> THE EXERCISE:
Please copy from the records below, unchanged, the part that opens with the line containing "y-axis-label: (tỷ đồng) xyxy=(6,9,70,26)" and closes with the line containing "bar xyxy=(347,127,370,188)", both of those lines included.
————
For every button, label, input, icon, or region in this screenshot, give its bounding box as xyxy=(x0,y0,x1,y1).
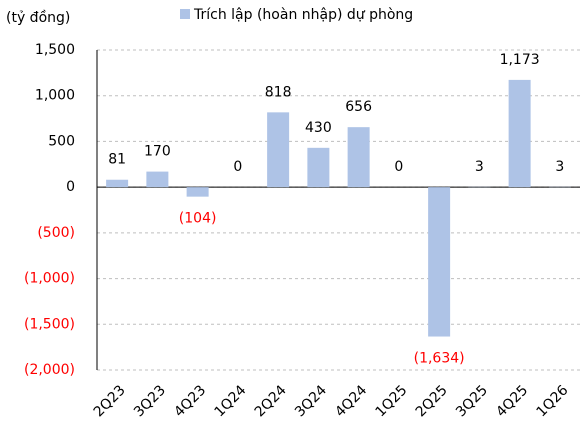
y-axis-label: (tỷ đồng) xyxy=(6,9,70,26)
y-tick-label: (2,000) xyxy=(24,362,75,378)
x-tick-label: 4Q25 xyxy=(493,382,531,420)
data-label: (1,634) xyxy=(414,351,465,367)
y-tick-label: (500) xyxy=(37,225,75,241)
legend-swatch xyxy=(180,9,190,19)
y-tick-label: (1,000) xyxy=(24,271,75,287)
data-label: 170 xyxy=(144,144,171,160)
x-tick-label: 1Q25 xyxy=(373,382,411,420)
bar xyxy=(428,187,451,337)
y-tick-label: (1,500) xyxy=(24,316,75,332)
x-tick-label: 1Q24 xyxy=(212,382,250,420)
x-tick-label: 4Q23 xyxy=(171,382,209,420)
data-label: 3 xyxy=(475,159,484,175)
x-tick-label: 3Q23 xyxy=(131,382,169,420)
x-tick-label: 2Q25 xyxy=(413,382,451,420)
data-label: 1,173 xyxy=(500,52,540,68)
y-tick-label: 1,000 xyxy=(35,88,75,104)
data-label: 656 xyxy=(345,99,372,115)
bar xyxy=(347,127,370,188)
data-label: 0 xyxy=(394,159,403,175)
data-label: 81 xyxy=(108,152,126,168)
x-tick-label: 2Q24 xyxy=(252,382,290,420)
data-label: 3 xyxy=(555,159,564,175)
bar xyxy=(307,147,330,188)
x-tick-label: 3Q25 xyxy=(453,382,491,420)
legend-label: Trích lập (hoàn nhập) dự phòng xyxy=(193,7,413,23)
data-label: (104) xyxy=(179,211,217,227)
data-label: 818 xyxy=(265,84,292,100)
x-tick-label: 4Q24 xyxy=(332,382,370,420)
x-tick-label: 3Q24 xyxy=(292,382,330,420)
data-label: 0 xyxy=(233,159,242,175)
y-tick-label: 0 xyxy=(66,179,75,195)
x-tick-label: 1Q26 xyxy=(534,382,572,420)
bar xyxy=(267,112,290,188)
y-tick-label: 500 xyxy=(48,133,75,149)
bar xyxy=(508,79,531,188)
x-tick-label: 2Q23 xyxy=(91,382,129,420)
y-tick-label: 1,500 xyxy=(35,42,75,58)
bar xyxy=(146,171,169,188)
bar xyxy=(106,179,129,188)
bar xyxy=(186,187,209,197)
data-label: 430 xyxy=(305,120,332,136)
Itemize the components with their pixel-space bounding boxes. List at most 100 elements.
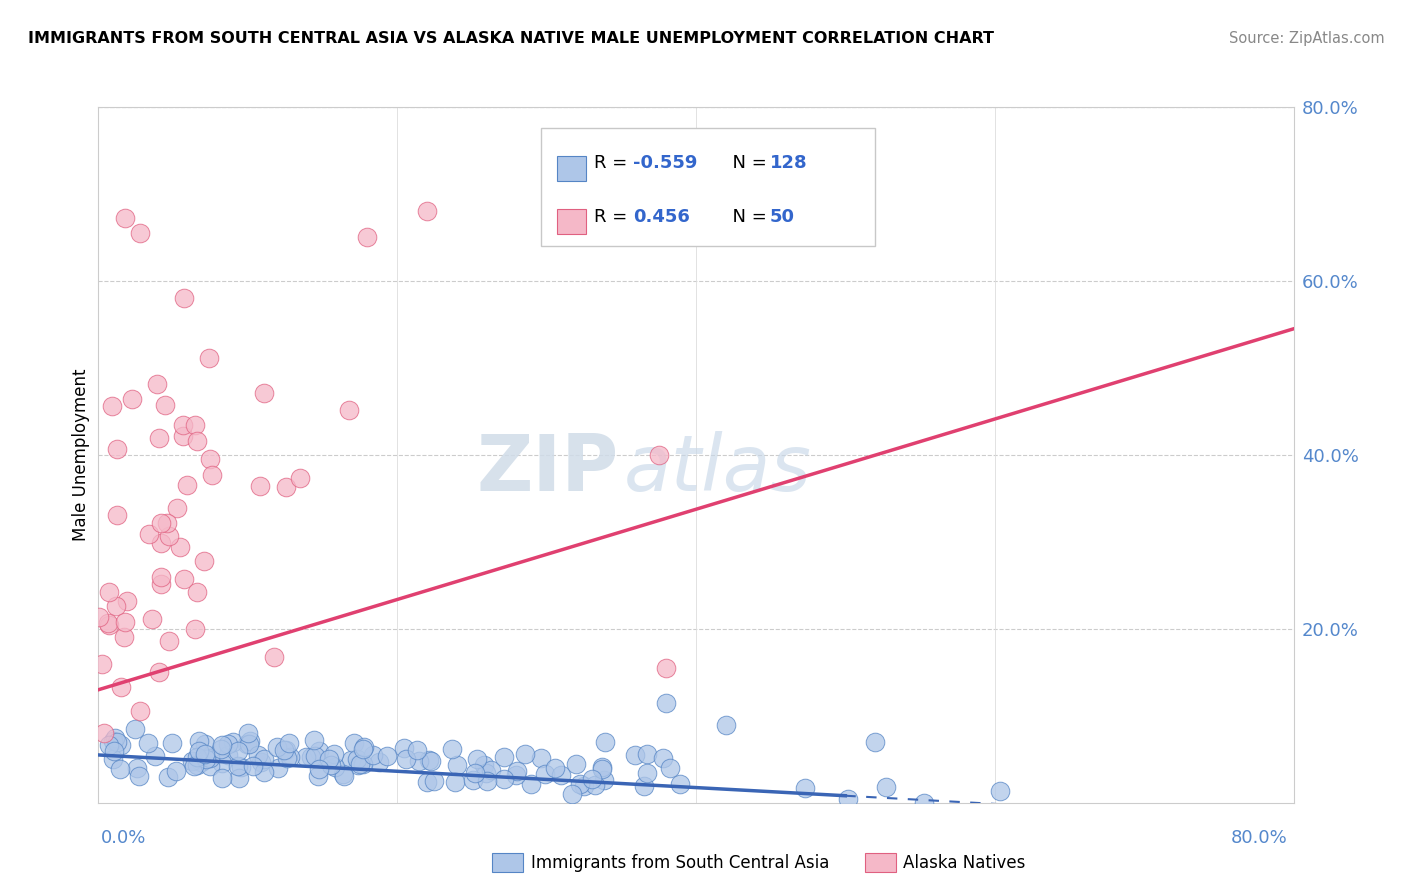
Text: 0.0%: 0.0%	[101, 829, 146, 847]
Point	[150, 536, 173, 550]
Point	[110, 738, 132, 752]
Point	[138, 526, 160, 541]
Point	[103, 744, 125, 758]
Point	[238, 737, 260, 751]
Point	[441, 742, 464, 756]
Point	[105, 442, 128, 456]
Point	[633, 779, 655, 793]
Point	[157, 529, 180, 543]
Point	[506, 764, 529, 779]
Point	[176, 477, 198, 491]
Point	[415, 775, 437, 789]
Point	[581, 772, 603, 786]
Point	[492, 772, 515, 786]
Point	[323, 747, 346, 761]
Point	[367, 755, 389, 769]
————
> WRITTEN SOLUTION:
y-axis-label: (tỷ đồng) xyxy=(6,9,70,26)
y-tick-label: (2,000) xyxy=(24,362,75,378)
x-tick-label: 4Q25 xyxy=(493,382,531,420)
data-label: (1,634) xyxy=(414,351,465,367)
y-tick-label: (500) xyxy=(37,225,75,241)
legend-swatch xyxy=(180,9,190,19)
y-tick-label: (1,000) xyxy=(24,271,75,287)
data-label: 170 xyxy=(144,144,171,160)
x-tick-label: 1Q25 xyxy=(373,382,411,420)
bar xyxy=(428,187,451,337)
y-tick-label: (1,500) xyxy=(24,316,75,332)
x-tick-label: 1Q24 xyxy=(212,382,250,420)
x-tick-label: 4Q23 xyxy=(171,382,209,420)
data-label: 3 xyxy=(475,159,484,175)
x-tick-label: 3Q23 xyxy=(131,382,169,420)
x-tick-label: 2Q25 xyxy=(413,382,451,420)
data-label: 1,173 xyxy=(500,52,540,68)
y-tick-label: 1,000 xyxy=(35,88,75,104)
data-label: 656 xyxy=(345,99,372,115)
bar xyxy=(347,127,370,188)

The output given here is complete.